# Exercise
Reproduce the listing below exactly. Pictures do not belong in the copy.
** begin Items **
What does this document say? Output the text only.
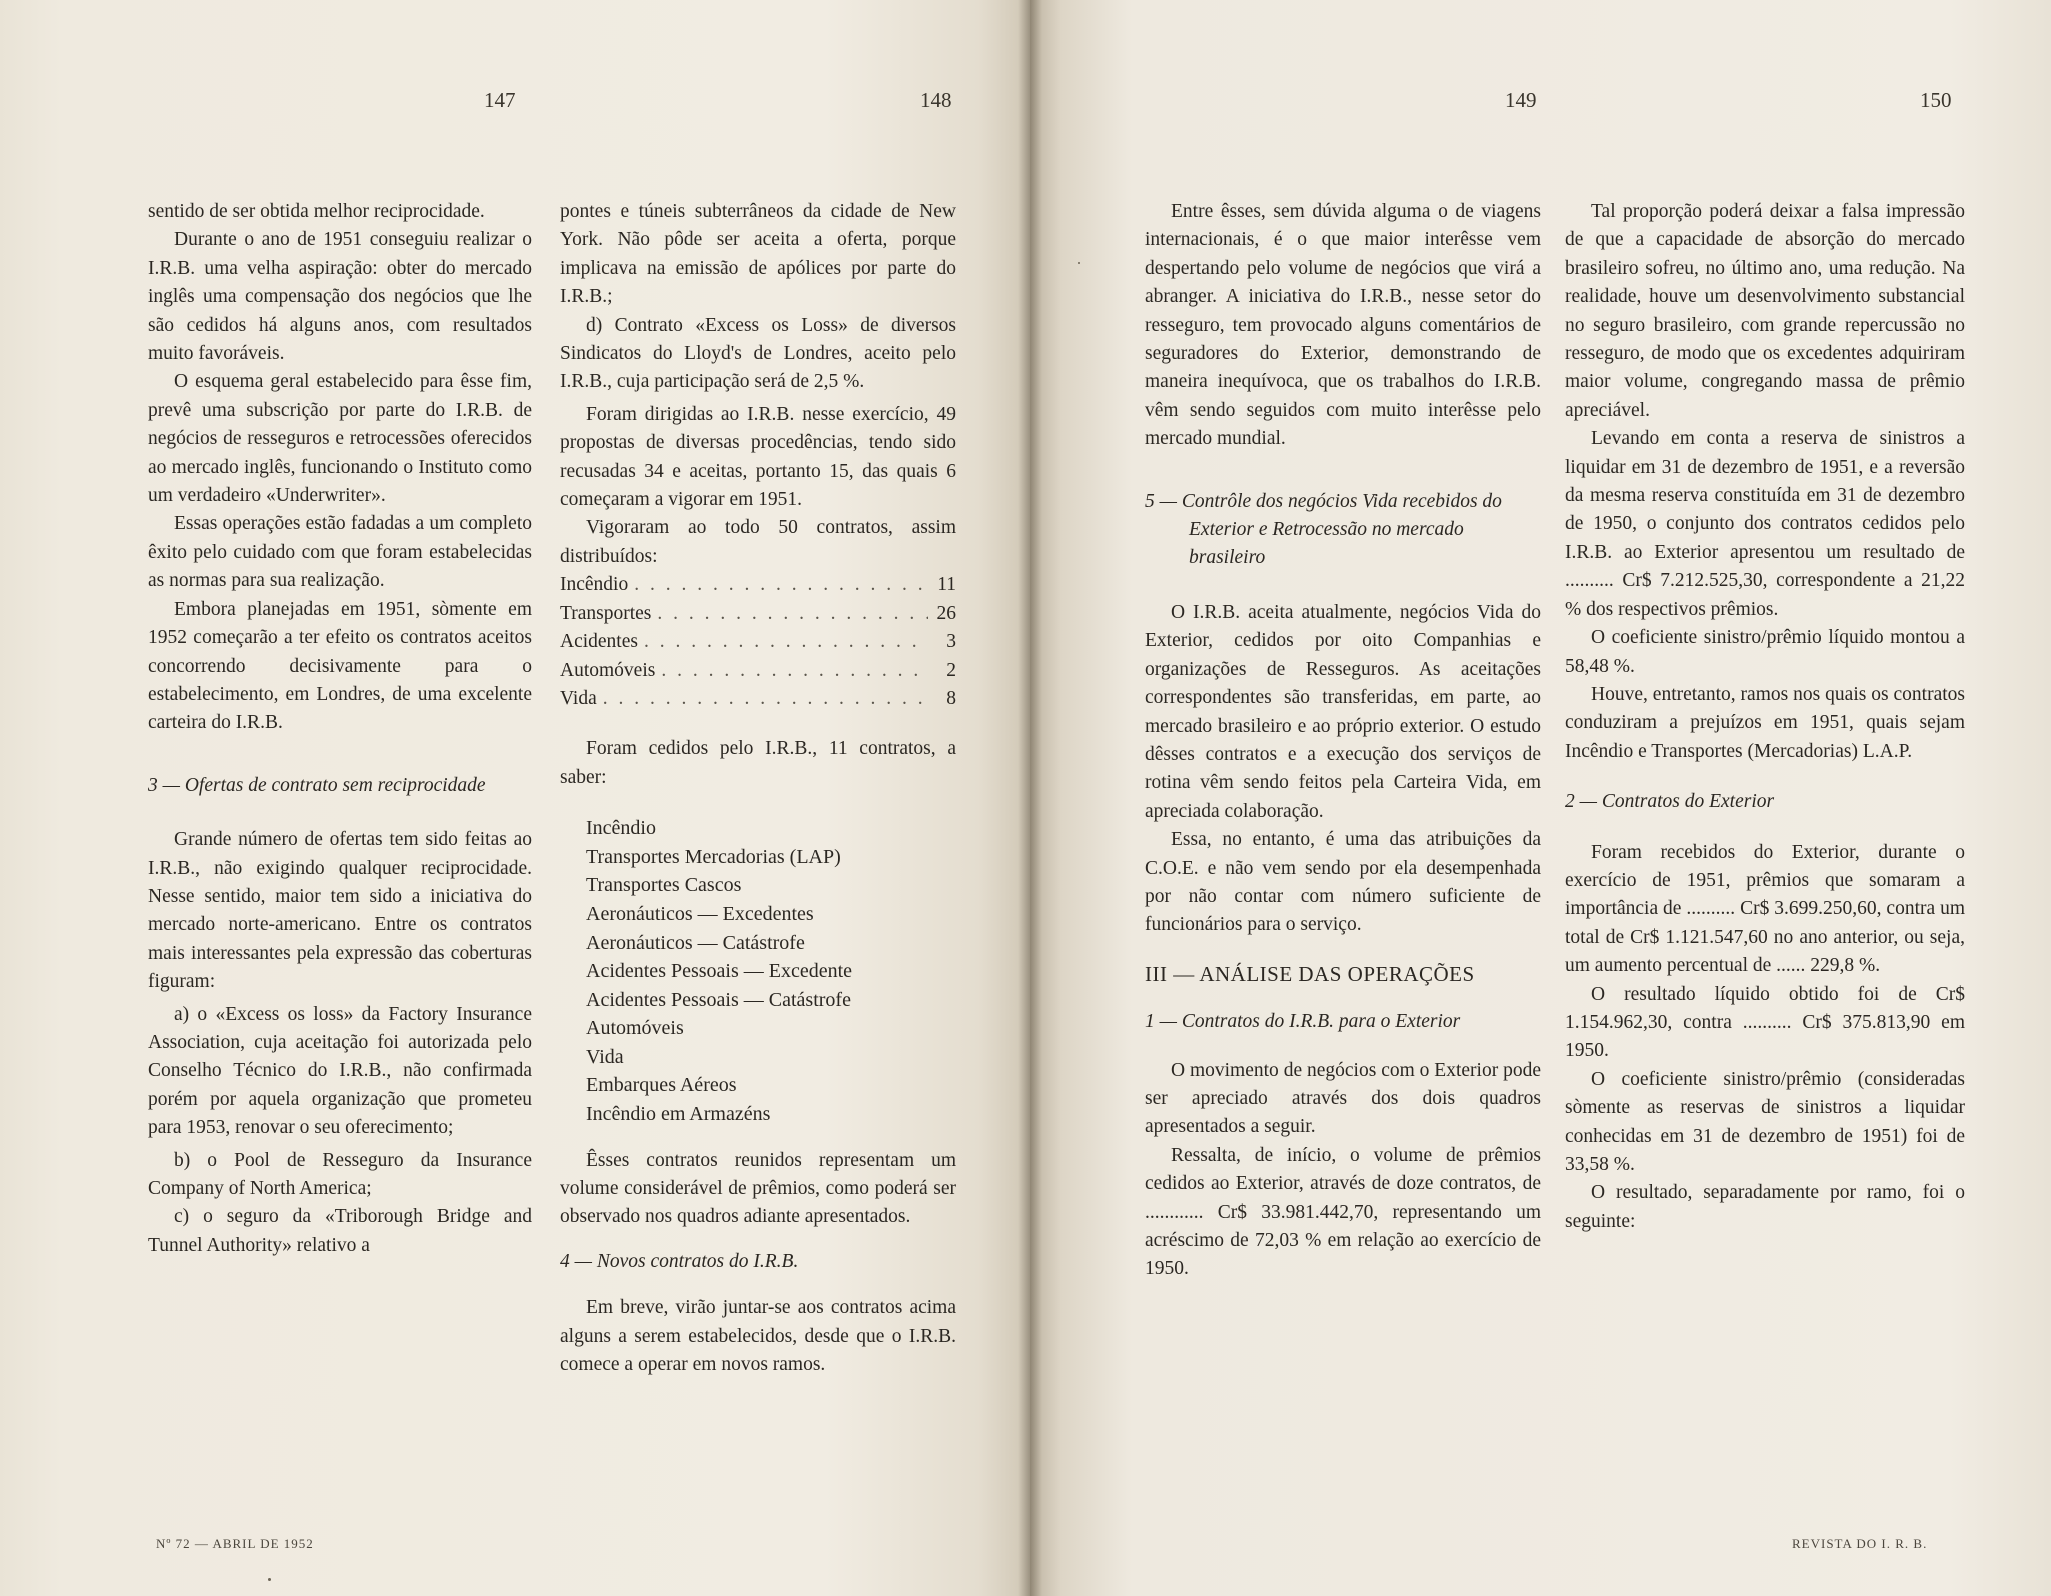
147	148	149	150

sentido de ser obtida melhor reciprocidade.

Durante o ano de 1951 conseguiu realizar o I.R.B. uma velha aspiração: obter do mercado inglês uma compensação dos negócios que lhe são cedidos há alguns anos, com resultados muito favoráveis.

O esquema geral estabelecido para êsse fim, prevê uma subscrição por parte do I.R.B. de negócios de resseguros e retrocessões oferecidos ao mercado inglês, funcionando o Instituto como um verdadeiro «Underwriter».

Essas operações estão fadadas a um completo êxito pelo cuidado com que foram estabelecidas as normas para sua realização.

Embora planejadas em 1951, sòmente em 1952 começarão a ter efeito os contratos aceitos concorrendo decisivamente para o estabelecimento, em Londres, de uma excelente carteira do I.R.B.

3 — Ofertas de contrato sem reciprocidade

Grande número de ofertas tem sido feitas ao I.R.B., não exigindo qualquer reciprocidade. Nesse sentido, maior tem sido a iniciativa do mercado norte-americano. Entre os contratos mais interessantes pela expressão das coberturas figuram:

a) o «Excess os loss» da Factory Insurance Association, cuja aceitação foi autorizada pelo Conselho Técnico do I.R.B., não confirmada porém por aquela organização que prometeu para 1953, renovar o seu oferecimento;

b) o Pool de Resseguro da Insurance Company of North America;

c) o seguro da «Triborough Bridge and Tunnel Authority» relativo a

pontes e túneis subterrâneos da cidade de New York. Não pôde ser aceita a oferta, porque implicava na emissão de apólices por parte do I.R.B.;

d) Contrato «Excess os Loss» de diversos Sindicatos do Lloyd's de Londres, aceito pelo I.R.B., cuja participação será de 2,5 %.

Foram dirigidas ao I.R.B. nesse exercício, 49 propostas de diversas procedências, tendo sido recusadas 34 e aceitas, portanto 15, das quais 6 começaram a vigorar em 1951.

Vigoraram ao todo 50 contratos, assim distribuídos:

Incêndio . . .	11
Transportes . . .	26
Acidentes . . .	3
Automóveis . . .	2
Vida . . .	8

Foram cedidos pelo I.R.B., 11 contratos, a saber:

Incêndio
Transportes Mercadorias (LAP)
Transportes Cascos
Aeronáuticos — Excedentes
Aeronáuticos — Catástrofe
Acidentes Pessoais — Excedente
Acidentes Pessoais — Catástrofe
Automóveis
Vida
Embarques Aéreos
Incêndio em Armazéns

Êsses contratos reunidos representam um volume considerável de prêmios, como poderá ser observado nos quadros adiante apresentados.

4 — Novos contratos do I.R.B.

Em breve, virão juntar-se aos contratos acima alguns a serem estabelecidos, desde que o I.R.B. comece a operar em novos ramos.

Entre êsses, sem dúvida alguma o de viagens internacionais, é o que maior interêsse vem despertando pelo volume de negócios que virá a abranger. A iniciativa do I.R.B., nesse setor do resseguro, tem provocado alguns comentários de seguradores do Exterior, demonstrando de maneira inequívoca, que os trabalhos do I.R.B. vêm sendo seguidos com muito interêsse pelo mercado mundial.

5 — Contrôle dos negócios Vida recebidos do Exterior e Retrocessão no mercado brasileiro

O I.R.B. aceita atualmente, negócios Vida do Exterior, cedidos por oito Companhias e organizações de Resseguros. As aceitações correspondentes são transferidas, em parte, ao mercado brasileiro e ao próprio exterior. O estudo dêsses contratos e a execução dos serviços de rotina vêm sendo feitos pela Carteira Vida, em apreciada colaboração.

Essa, no entanto, é uma das atribuições da C.O.E. e não vem sendo por ela desempenhada por não contar com número suficiente de funcionários para o serviço.

III — ANÁLISE DAS OPERAÇÕES
1 — Contratos do I.R.B. para o Exterior

O movimento de negócios com o Exterior pode ser apreciado através dos dois quadros apresentados a seguir.

Ressalta, de início, o volume de prêmios cedidos ao Exterior, através de doze contratos, de ............ Cr$ 33.981.442,70, representando um acréscimo de 72,03 % em relação ao exercício de 1950.

Tal proporção poderá deixar a falsa impressão de que a capacidade de absorção do mercado brasileiro sofreu, no último ano, uma redução. Na realidade, houve um desenvolvimento substancial no seguro brasileiro, com grande repercussão no resseguro, de modo que os excedentes adquiriram maior volume, congregando massa de prêmio apreciável.

Levando em conta a reserva de sinistros a liquidar em 31 de dezembro de 1951, e a reversão da mesma reserva constituída em 31 de dezembro de 1950, o conjunto dos contratos cedidos pelo I.R.B. ao Exterior apresentou um resultado de .......... Cr$ 7.212.525,30, correspondente a 21,22 % dos respectivos prêmios.

O coeficiente sinistro/prêmio líquido montou a 58,48 %.

Houve, entretanto, ramos nos quais os contratos conduziram a prejuízos em 1951, quais sejam Incêndio e Transportes (Mercadorias) L.A.P.

2 — Contratos do Exterior

Foram recebidos do Exterior, durante o exercício de 1951, prêmios que somaram a importância de .......... Cr$ 3.699.250,60, contra um total de Cr$ 1.121.547,60 no ano anterior, ou seja, um aumento percentual de ...... 229,8 %.

O resultado líquido obtido foi de Cr$ 1.154.962,30, contra .......... Cr$ 375.813,90 em 1950.

O coeficiente sinistro/prêmio (consideradas sòmente as reservas de sinistros a liquidar conhecidas em 31 de dezembro de 1951) foi de 33,58 %.

O resultado, separadamente por ramo, foi o seguinte:

Nº 72 — ABRIL DE 1952	REVISTA DO I. R. B.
** end Items **
# Solution to the problem
What does this document say? Output the text only.
147	148	149	150

sentido de ser obtida melhor reciprocidade.

Durante o ano de 1951 conseguiu realizar o I.R.B. uma velha aspiração: obter do mercado inglês uma compensação dos negócios que lhe são cedidos há alguns anos, com resultados muito favoráveis.

O esquema geral estabelecido para êsse fim, prevê uma subscrição por parte do I.R.B. de negócios de resseguros e retrocessões oferecidos ao mercado inglês, funcionando o Instituto como um verdadeiro «Underwriter».

Essas operações estão fadadas a um completo êxito pelo cuidado com que foram estabelecidas as normas para sua realização.

Embora planejadas em 1951, sòmente em 1952 começarão a ter efeito os contratos aceitos concorrendo decisivamente para o estabelecimento, em Londres, de uma excelente carteira do I.R.B.

3 — Ofertas de contrato sem reciprocidade

Grande número de ofertas tem sido feitas ao I.R.B., não exigindo qualquer reciprocidade. Nesse sentido, maior tem sido a iniciativa do mercado norte-americano. Entre os contratos mais interessantes pela expressão das coberturas figuram:

a) o «Excess os loss» da Factory Insurance Association, cuja aceitação foi autorizada pelo Conselho Técnico do I.R.B., não confirmada porém por aquela organização que prometeu para 1953, renovar o seu oferecimento;

b) o Pool de Resseguro da Insurance Company of North America;

c) o seguro da «Triborough Bridge and Tunnel Authority» relativo a

pontes e túneis subterrâneos da cidade de New York. Não pôde ser aceita a oferta, porque implicava na emissão de apólices por parte do I.R.B.;

d) Contrato «Excess os Loss» de diversos Sindicatos do Lloyd's de Londres, aceito pelo I.R.B., cuja participação será de 2,5 %.

Foram dirigidas ao I.R.B. nesse exercício, 49 propostas de diversas procedências, tendo sido recusadas 34 e aceitas, portanto 15, das quais 6 começaram a vigorar em 1951.

Vigoraram ao todo 50 contratos, assim distribuídos:

Incêndio . . .	11
Transportes . . .	26
Acidentes . . .	3
Automóveis . . .	2
Vida . . .	8

Foram cedidos pelo I.R.B., 11 contratos, a saber:

Incêndio
Transportes Mercadorias (LAP)
Transportes Cascos
Aeronáuticos — Excedentes
Aeronáuticos — Catástrofe
Acidentes Pessoais — Excedente
Acidentes Pessoais — Catástrofe
Automóveis
Vida
Embarques Aéreos
Incêndio em Armazéns

Êsses contratos reunidos representam um volume considerável de prêmios, como poderá ser observado nos quadros adiante apresentados.

4 — Novos contratos do I.R.B.

Em breve, virão juntar-se aos contratos acima alguns a serem estabelecidos, desde que o I.R.B. comece a operar em novos ramos.

Entre êsses, sem dúvida alguma o de viagens internacionais, é o que maior interêsse vem despertando pelo volume de negócios que virá a abranger. A iniciativa do I.R.B., nesse setor do resseguro, tem provocado alguns comentários de seguradores do Exterior, demonstrando de maneira inequívoca, que os trabalhos do I.R.B. vêm sendo seguidos com muito interêsse pelo mercado mundial.

5 — Contrôle dos negócios Vida recebidos do Exterior e Retrocessão no mercado brasileiro

O I.R.B. aceita atualmente, negócios Vida do Exterior, cedidos por oito Companhias e organizações de Resseguros. As aceitações correspondentes são transferidas, em parte, ao mercado brasileiro e ao próprio exterior. O estudo dêsses contratos e a execução dos serviços de rotina vêm sendo feitos pela Carteira Vida, em apreciada colaboração.

Essa, no entanto, é uma das atribuições da C.O.E. e não vem sendo por ela desempenhada por não contar com número suficiente de funcionários para o serviço.

III — ANÁLISE DAS OPERAÇÕES
1 — Contratos do I.R.B. para o Exterior

O movimento de negócios com o Exterior pode ser apreciado através dos dois quadros apresentados a seguir.

Ressalta, de início, o volume de prêmios cedidos ao Exterior, através de doze contratos, de ............ Cr$ 33.981.442,70, representando um acréscimo de 72,03 % em relação ao exercício de 1950.

Tal proporção poderá deixar a falsa impressão de que a capacidade de absorção do mercado brasileiro sofreu, no último ano, uma redução. Na realidade, houve um desenvolvimento substancial no seguro brasileiro, com grande repercussão no resseguro, de modo que os excedentes adquiriram maior volume, congregando massa de prêmio apreciável.

Levando em conta a reserva de sinistros a liquidar em 31 de dezembro de 1951, e a reversão da mesma reserva constituída em 31 de dezembro de 1950, o conjunto dos contratos cedidos pelo I.R.B. ao Exterior apresentou um resultado de .......... Cr$ 7.212.525,30, correspondente a 21,22 % dos respectivos prêmios.

O coeficiente sinistro/prêmio líquido montou a 58,48 %.

Houve, entretanto, ramos nos quais os contratos conduziram a prejuízos em 1951, quais sejam Incêndio e Transportes (Mercadorias) L.A.P.

2 — Contratos do Exterior

Foram recebidos do Exterior, durante o exercício de 1951, prêmios que somaram a importância de .......... Cr$ 3.699.250,60, contra um total de Cr$ 1.121.547,60 no ano anterior, ou seja, um aumento percentual de ...... 229,8 %.

O resultado líquido obtido foi de Cr$ 1.154.962,30, contra .......... Cr$ 375.813,90 em 1950.

O coeficiente sinistro/prêmio (consideradas sòmente as reservas de sinistros a liquidar conhecidas em 31 de dezembro de 1951) foi de 33,58 %.

O resultado, separadamente por ramo, foi o seguinte:

Nº 72 — ABRIL DE 1952	REVISTA DO I. R. B.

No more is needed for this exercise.